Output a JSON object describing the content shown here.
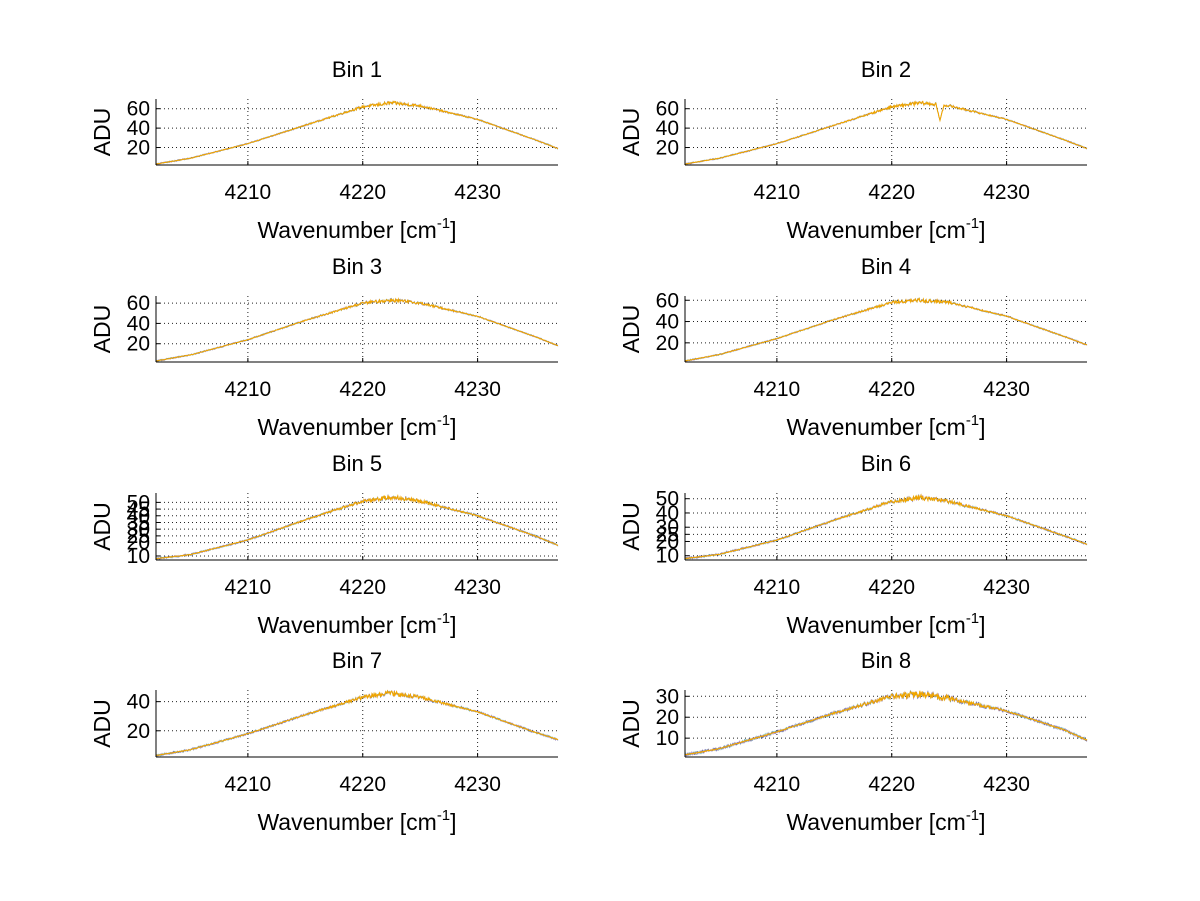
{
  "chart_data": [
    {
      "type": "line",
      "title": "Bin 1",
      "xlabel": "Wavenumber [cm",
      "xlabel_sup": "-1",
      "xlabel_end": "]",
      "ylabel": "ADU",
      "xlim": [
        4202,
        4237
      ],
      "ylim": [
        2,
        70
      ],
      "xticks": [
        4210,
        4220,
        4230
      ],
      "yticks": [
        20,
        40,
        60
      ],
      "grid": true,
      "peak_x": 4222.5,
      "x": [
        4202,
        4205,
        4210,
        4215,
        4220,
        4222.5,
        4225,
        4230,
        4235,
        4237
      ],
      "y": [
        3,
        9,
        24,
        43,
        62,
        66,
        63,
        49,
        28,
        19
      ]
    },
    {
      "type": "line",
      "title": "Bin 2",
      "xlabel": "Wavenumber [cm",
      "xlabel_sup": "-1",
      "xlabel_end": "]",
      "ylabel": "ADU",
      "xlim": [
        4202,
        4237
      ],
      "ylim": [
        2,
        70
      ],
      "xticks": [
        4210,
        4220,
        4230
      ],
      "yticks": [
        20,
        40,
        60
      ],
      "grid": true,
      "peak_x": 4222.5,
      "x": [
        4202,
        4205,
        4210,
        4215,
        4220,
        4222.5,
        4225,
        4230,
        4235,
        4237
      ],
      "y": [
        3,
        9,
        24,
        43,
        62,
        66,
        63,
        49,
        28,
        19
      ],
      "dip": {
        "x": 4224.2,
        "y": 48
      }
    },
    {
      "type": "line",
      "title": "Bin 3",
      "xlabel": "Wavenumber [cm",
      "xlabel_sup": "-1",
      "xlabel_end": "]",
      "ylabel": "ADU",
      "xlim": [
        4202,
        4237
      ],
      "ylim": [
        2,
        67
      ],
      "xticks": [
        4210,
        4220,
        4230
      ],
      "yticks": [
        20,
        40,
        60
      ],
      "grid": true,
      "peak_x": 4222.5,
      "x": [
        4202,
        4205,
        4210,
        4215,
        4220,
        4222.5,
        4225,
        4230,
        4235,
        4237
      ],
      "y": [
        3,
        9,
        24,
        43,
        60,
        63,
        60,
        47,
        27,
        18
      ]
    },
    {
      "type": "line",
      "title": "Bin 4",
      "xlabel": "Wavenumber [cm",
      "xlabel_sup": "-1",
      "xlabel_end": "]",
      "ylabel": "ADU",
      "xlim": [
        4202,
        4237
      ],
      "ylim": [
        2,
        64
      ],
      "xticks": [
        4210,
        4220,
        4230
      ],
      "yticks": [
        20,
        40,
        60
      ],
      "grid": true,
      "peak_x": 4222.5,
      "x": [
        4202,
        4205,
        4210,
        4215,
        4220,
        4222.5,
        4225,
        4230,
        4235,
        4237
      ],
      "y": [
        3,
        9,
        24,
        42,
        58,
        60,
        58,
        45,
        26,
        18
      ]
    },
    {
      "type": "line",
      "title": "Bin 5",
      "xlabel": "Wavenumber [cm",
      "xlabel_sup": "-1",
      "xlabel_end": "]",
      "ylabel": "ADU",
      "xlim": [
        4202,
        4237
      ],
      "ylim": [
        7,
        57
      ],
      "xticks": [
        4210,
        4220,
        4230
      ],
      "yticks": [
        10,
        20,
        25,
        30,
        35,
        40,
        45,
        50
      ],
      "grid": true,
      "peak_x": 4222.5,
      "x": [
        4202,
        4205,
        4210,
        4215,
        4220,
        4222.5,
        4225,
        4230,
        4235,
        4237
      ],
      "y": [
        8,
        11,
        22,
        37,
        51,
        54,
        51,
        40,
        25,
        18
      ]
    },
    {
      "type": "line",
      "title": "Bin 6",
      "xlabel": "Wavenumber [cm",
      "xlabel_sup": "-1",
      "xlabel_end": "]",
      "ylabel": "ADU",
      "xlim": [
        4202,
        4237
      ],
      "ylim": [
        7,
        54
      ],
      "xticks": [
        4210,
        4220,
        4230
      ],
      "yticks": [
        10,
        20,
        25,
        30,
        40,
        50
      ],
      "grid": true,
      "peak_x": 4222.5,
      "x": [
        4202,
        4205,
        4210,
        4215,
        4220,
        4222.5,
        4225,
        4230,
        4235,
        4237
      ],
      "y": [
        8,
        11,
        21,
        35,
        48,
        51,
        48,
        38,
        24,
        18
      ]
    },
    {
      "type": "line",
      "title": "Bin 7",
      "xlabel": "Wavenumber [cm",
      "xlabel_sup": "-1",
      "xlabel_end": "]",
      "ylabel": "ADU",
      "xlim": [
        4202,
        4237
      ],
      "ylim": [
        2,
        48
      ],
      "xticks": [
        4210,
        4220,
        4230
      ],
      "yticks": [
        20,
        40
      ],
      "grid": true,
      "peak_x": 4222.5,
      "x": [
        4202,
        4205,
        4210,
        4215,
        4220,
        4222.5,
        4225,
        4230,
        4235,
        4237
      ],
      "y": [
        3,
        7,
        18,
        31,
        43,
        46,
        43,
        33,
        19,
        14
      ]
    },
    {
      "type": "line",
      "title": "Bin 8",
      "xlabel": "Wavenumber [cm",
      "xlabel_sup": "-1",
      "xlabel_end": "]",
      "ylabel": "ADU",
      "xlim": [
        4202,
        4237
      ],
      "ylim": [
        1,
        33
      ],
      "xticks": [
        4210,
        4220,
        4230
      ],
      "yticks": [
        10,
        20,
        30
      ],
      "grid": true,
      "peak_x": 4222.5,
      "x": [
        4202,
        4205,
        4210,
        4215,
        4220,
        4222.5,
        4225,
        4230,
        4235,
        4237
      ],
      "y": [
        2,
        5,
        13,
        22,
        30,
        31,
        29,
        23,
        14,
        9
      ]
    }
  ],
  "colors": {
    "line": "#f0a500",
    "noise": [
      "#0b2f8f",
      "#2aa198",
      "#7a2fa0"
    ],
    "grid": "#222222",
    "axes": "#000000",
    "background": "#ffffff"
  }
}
...
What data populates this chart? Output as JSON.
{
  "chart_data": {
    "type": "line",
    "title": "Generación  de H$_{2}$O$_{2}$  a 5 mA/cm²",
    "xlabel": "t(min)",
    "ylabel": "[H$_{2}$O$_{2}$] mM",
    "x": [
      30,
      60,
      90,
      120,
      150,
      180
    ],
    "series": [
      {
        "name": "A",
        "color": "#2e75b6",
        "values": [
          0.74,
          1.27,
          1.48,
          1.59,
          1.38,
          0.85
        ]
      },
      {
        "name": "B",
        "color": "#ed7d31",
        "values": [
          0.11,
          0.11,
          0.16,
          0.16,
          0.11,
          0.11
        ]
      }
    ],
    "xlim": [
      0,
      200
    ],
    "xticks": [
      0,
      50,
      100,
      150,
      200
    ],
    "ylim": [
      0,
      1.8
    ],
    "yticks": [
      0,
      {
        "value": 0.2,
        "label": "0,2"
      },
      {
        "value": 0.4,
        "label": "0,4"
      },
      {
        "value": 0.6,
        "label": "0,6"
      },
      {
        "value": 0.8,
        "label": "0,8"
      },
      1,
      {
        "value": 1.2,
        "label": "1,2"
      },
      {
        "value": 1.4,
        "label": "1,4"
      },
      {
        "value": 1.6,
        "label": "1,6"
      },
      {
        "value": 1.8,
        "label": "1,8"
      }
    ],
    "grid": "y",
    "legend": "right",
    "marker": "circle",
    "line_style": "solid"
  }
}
---
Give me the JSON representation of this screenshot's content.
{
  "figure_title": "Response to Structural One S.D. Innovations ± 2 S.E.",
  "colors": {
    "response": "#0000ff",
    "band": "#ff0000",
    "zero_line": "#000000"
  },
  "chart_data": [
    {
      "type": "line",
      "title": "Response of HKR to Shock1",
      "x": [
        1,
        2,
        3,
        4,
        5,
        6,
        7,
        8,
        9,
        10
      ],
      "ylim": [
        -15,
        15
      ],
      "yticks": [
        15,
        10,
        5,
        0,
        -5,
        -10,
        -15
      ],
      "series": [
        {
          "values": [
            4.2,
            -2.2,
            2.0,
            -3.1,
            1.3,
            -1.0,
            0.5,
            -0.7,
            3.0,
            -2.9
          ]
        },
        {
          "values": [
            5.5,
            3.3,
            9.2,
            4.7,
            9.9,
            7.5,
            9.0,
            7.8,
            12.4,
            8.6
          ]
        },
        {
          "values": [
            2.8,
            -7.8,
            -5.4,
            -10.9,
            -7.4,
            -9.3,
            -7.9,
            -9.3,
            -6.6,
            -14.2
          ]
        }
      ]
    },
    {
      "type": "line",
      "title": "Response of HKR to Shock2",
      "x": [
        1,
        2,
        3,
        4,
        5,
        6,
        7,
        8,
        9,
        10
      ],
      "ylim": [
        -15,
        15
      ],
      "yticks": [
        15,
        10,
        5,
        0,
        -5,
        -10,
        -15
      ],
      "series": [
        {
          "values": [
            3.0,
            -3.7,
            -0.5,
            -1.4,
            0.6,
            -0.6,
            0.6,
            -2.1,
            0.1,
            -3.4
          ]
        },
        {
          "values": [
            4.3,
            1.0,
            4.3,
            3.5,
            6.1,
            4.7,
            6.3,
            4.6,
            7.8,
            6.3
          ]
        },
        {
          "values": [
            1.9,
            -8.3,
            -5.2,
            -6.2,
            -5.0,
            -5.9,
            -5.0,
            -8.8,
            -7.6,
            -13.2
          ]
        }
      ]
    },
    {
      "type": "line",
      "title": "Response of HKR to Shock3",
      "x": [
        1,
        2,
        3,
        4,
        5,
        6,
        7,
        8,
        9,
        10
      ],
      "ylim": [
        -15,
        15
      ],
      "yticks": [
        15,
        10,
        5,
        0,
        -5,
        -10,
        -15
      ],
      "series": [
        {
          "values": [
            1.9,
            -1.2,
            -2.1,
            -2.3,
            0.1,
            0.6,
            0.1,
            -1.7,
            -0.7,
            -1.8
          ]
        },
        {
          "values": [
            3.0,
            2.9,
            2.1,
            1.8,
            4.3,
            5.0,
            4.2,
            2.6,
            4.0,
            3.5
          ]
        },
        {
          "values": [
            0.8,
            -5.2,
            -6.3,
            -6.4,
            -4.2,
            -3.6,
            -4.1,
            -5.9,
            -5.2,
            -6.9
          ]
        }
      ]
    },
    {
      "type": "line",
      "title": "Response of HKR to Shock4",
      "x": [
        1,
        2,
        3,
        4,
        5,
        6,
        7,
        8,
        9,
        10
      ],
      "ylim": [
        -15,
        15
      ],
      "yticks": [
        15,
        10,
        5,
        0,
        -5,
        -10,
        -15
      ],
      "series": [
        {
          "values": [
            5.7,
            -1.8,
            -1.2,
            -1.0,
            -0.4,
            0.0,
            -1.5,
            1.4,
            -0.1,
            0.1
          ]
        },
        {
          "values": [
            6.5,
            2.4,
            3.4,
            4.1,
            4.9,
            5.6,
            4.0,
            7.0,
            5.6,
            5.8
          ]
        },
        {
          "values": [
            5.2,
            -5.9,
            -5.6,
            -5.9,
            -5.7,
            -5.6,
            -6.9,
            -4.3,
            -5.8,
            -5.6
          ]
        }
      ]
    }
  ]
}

- **Directive**: Extract each line holding the word "Output" from the records.

- **Solution to this task**:
Output a JSON object describing the content shown here.
What data populates this chart? Output as JSON.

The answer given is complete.